■ **Task objective**
Count, in the entries below, the lines in which "Sales" occurs. Give the number, nothing more.

[Records about charts and figures]
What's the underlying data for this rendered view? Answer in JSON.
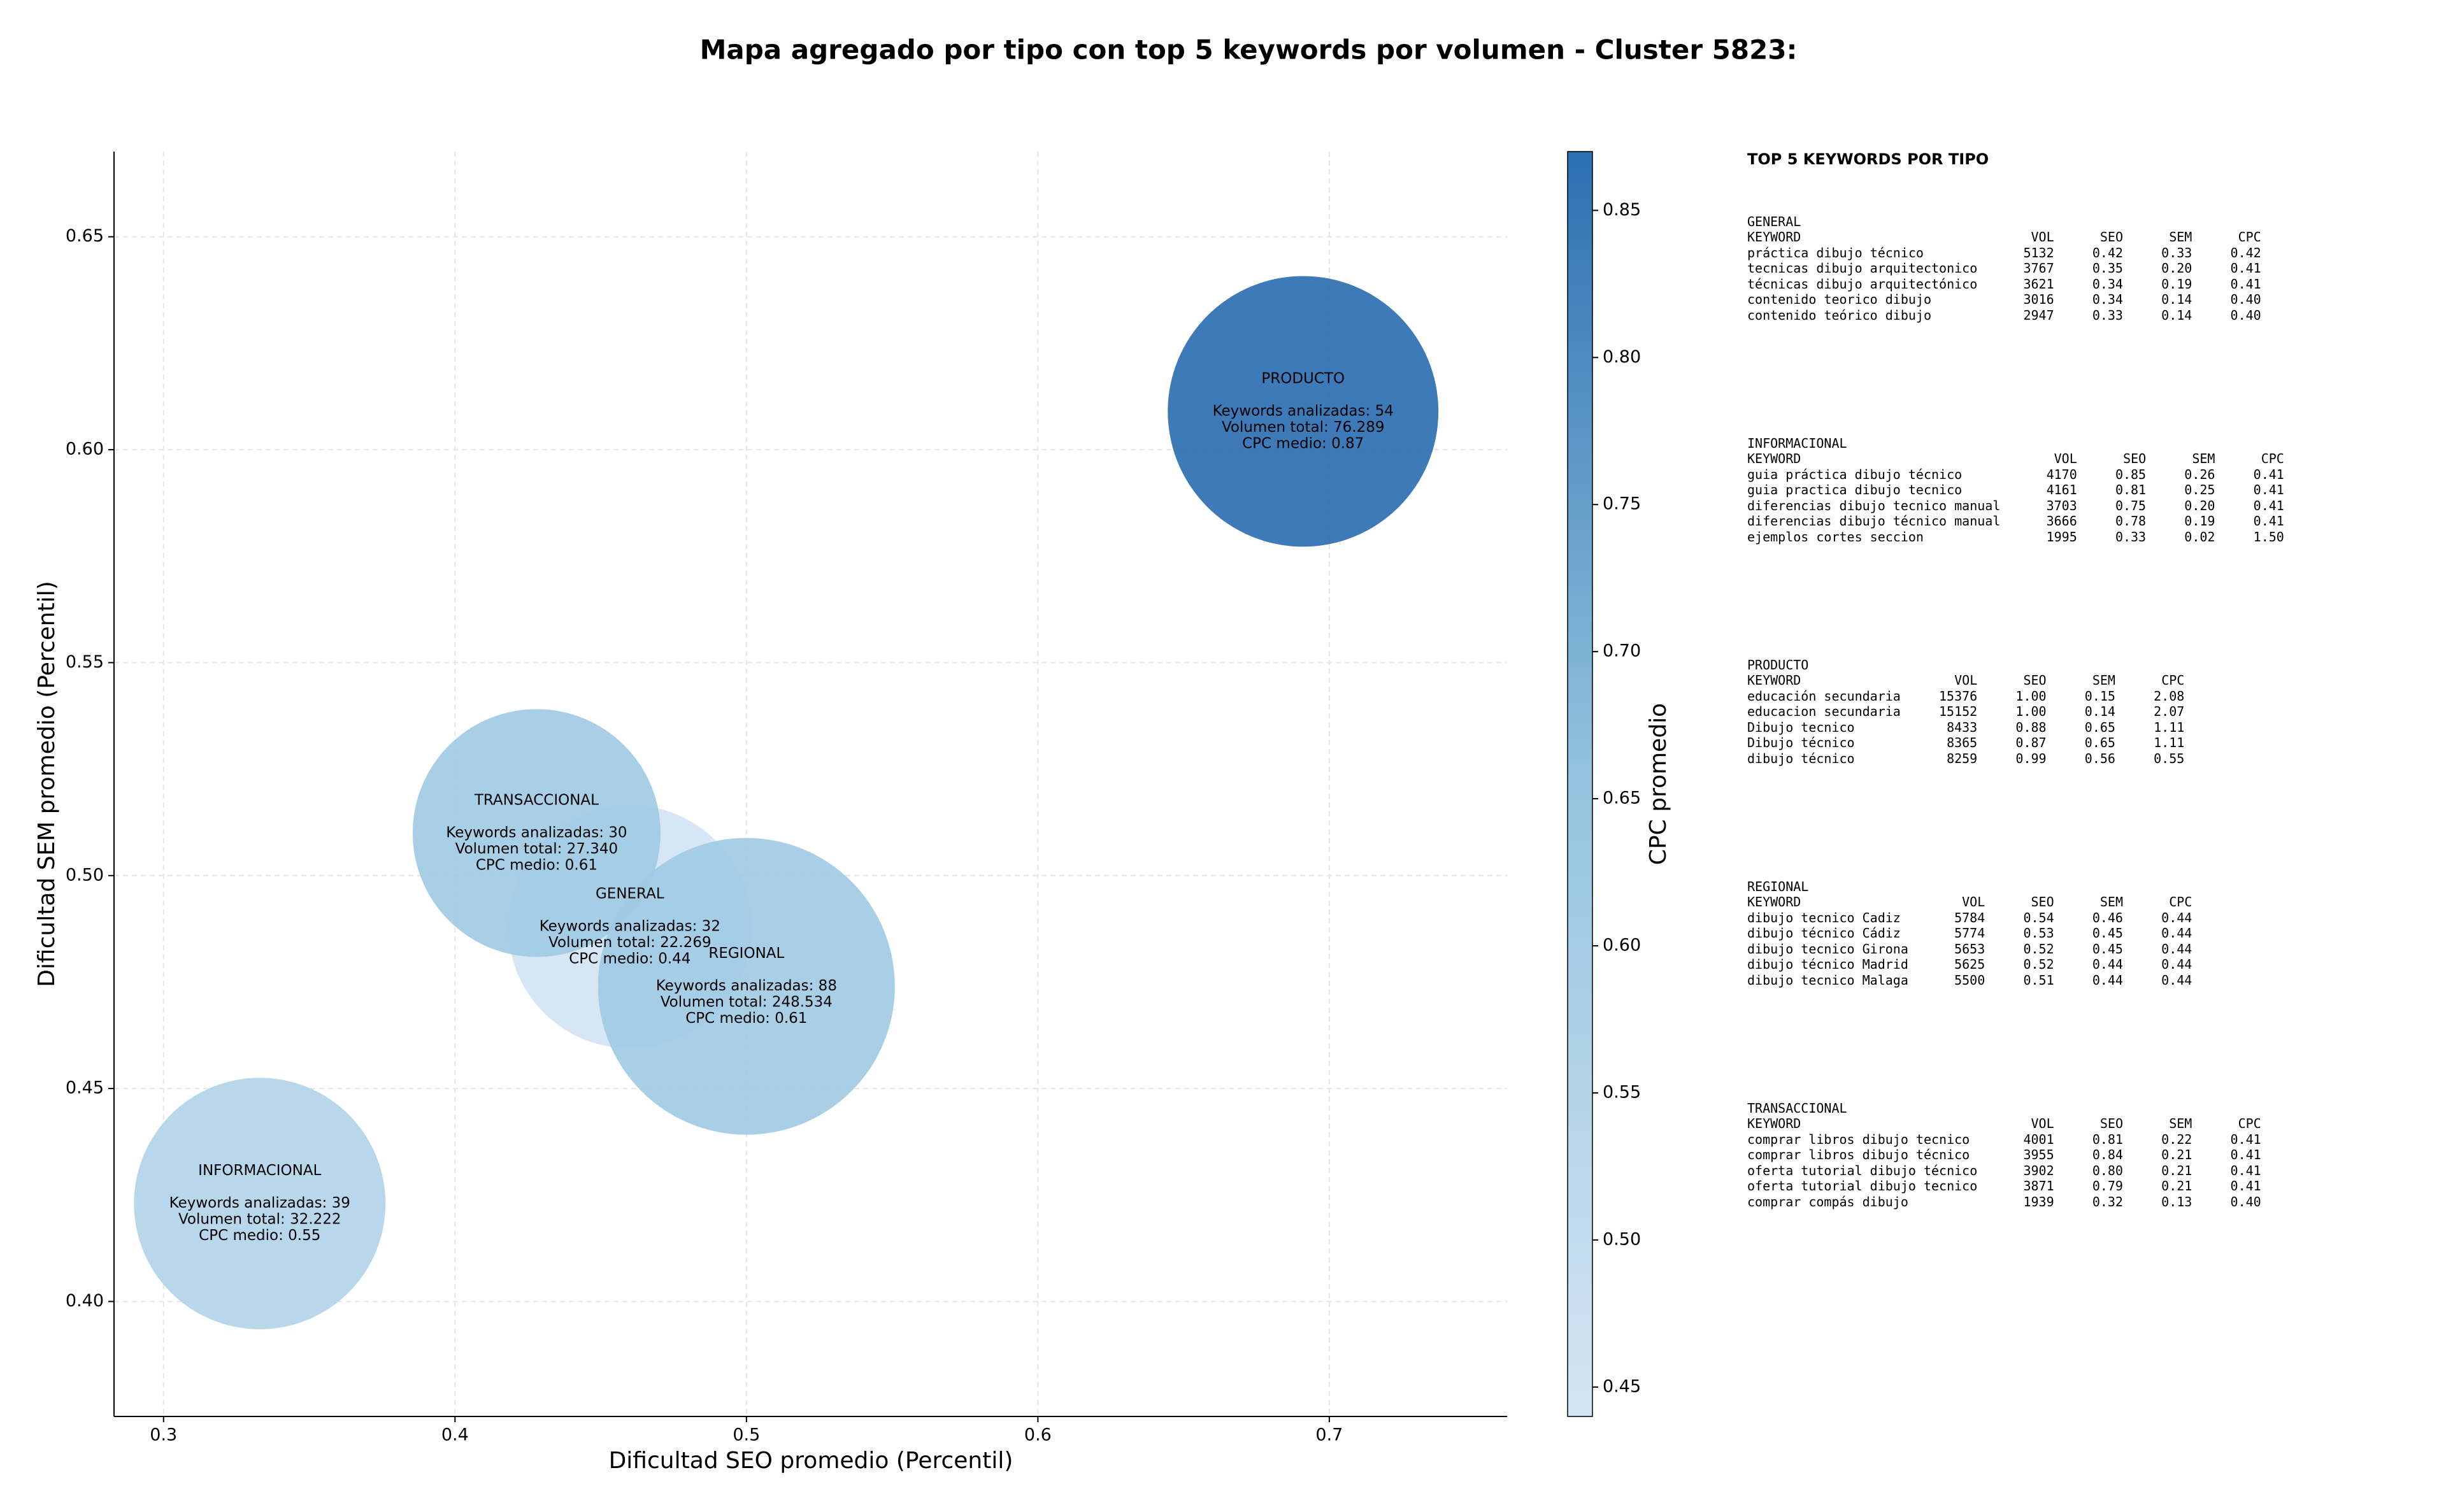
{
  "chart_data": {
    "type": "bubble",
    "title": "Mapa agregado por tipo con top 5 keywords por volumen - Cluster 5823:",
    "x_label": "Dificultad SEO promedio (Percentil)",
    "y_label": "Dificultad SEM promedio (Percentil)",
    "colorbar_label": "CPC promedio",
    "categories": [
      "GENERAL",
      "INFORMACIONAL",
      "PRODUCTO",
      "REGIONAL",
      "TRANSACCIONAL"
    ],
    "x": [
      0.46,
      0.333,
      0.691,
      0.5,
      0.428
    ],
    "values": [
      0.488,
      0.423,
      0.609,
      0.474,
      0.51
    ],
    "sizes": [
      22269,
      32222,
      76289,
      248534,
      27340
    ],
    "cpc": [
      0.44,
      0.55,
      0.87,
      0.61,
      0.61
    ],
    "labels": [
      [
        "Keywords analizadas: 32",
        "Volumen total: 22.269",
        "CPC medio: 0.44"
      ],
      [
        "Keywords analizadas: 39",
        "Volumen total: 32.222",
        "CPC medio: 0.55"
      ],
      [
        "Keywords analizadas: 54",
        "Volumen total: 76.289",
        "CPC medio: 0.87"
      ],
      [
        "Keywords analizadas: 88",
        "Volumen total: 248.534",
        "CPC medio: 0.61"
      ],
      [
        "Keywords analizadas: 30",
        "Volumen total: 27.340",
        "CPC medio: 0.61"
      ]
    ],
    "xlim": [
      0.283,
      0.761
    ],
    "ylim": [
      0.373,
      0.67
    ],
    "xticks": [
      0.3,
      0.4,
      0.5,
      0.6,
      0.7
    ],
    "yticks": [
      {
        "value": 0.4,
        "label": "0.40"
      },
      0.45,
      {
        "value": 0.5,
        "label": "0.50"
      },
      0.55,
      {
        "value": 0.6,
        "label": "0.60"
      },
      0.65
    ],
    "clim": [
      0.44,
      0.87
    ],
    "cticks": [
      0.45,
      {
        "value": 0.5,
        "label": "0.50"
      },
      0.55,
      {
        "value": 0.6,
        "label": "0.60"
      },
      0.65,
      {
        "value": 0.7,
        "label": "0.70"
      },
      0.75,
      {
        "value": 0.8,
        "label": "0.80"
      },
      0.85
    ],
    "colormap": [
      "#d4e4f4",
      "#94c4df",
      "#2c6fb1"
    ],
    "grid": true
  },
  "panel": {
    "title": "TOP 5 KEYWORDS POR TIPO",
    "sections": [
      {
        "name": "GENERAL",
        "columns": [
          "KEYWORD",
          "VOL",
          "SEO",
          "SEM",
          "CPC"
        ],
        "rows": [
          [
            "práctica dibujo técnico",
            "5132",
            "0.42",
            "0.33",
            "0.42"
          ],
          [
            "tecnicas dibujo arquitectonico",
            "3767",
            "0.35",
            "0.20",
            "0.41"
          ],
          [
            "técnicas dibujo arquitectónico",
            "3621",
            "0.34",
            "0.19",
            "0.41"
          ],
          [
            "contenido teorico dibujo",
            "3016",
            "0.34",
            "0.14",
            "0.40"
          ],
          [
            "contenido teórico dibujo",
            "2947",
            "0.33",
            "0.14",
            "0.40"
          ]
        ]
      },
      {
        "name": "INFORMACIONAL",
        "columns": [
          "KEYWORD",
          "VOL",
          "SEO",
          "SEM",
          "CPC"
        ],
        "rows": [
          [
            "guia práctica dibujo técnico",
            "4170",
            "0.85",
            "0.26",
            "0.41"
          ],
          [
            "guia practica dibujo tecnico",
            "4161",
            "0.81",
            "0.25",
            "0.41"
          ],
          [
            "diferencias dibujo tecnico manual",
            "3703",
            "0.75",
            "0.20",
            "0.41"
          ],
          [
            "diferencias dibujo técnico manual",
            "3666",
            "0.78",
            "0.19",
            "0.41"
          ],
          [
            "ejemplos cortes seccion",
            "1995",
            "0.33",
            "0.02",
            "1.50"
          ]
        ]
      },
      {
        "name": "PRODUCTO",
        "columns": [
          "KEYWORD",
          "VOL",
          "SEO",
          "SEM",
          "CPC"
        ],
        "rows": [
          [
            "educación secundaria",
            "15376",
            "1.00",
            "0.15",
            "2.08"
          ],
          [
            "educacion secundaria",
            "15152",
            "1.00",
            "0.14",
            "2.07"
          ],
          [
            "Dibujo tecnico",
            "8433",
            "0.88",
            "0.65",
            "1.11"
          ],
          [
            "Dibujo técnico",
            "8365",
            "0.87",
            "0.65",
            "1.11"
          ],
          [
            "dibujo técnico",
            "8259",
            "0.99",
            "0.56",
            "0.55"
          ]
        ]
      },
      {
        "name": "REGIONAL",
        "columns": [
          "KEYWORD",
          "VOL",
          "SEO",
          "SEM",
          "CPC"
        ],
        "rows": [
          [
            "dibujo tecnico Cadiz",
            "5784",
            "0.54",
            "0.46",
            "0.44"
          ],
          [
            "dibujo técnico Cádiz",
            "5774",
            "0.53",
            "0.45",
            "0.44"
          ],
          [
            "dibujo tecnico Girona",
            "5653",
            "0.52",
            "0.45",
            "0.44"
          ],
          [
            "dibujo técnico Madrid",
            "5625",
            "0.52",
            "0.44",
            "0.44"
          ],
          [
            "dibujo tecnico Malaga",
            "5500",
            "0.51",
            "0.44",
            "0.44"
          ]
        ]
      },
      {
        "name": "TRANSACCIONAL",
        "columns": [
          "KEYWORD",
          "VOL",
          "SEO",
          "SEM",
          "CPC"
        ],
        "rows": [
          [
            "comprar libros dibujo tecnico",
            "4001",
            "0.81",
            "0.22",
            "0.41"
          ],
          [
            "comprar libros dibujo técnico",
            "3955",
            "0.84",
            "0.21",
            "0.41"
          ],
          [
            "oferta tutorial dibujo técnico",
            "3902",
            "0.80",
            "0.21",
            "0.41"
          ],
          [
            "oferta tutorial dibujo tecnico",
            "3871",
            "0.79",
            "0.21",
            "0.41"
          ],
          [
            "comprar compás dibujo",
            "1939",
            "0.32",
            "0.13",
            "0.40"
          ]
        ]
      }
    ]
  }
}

--

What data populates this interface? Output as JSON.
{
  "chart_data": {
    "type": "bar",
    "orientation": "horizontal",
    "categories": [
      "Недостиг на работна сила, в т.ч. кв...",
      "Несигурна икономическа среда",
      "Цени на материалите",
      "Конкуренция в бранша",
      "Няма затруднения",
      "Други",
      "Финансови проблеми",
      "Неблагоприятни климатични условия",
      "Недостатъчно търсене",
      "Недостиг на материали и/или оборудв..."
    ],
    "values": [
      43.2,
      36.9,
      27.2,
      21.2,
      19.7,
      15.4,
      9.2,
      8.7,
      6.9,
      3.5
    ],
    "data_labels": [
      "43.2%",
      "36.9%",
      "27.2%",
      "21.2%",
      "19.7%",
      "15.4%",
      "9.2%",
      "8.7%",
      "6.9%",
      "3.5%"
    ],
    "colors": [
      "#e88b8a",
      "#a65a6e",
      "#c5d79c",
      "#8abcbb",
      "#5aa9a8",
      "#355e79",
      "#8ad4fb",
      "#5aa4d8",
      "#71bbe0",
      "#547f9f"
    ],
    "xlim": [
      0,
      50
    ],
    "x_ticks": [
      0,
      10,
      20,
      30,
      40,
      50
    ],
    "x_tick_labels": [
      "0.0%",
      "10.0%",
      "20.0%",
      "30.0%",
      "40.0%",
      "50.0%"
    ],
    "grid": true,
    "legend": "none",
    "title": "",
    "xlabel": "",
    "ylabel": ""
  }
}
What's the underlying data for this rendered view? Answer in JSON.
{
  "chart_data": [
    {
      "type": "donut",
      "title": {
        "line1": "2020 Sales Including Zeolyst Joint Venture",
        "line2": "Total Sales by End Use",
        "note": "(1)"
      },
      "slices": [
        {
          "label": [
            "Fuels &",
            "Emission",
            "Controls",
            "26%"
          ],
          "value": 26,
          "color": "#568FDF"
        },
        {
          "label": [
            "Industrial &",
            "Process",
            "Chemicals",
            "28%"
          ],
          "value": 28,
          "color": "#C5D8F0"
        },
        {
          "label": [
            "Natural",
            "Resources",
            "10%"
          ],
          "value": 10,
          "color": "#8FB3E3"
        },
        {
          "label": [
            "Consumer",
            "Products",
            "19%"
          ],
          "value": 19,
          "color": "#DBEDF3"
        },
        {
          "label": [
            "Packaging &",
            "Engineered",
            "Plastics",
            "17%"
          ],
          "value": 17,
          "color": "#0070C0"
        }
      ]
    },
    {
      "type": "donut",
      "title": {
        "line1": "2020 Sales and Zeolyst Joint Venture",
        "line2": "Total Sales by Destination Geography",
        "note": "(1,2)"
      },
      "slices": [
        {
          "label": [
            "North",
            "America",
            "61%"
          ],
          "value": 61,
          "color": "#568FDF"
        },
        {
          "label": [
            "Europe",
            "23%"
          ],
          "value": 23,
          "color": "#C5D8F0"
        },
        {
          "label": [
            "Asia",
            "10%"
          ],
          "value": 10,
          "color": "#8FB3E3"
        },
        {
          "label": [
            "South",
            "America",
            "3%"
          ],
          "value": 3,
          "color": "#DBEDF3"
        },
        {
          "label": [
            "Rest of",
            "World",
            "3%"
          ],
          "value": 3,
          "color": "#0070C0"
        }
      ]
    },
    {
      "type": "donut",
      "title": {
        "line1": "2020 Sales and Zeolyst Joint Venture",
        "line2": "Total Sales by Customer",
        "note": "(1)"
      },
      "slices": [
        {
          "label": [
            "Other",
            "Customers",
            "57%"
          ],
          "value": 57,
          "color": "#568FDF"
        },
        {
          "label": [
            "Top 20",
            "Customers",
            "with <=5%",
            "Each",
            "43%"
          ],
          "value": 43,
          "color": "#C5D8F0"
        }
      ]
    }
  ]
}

■ **Answer to the problem**
6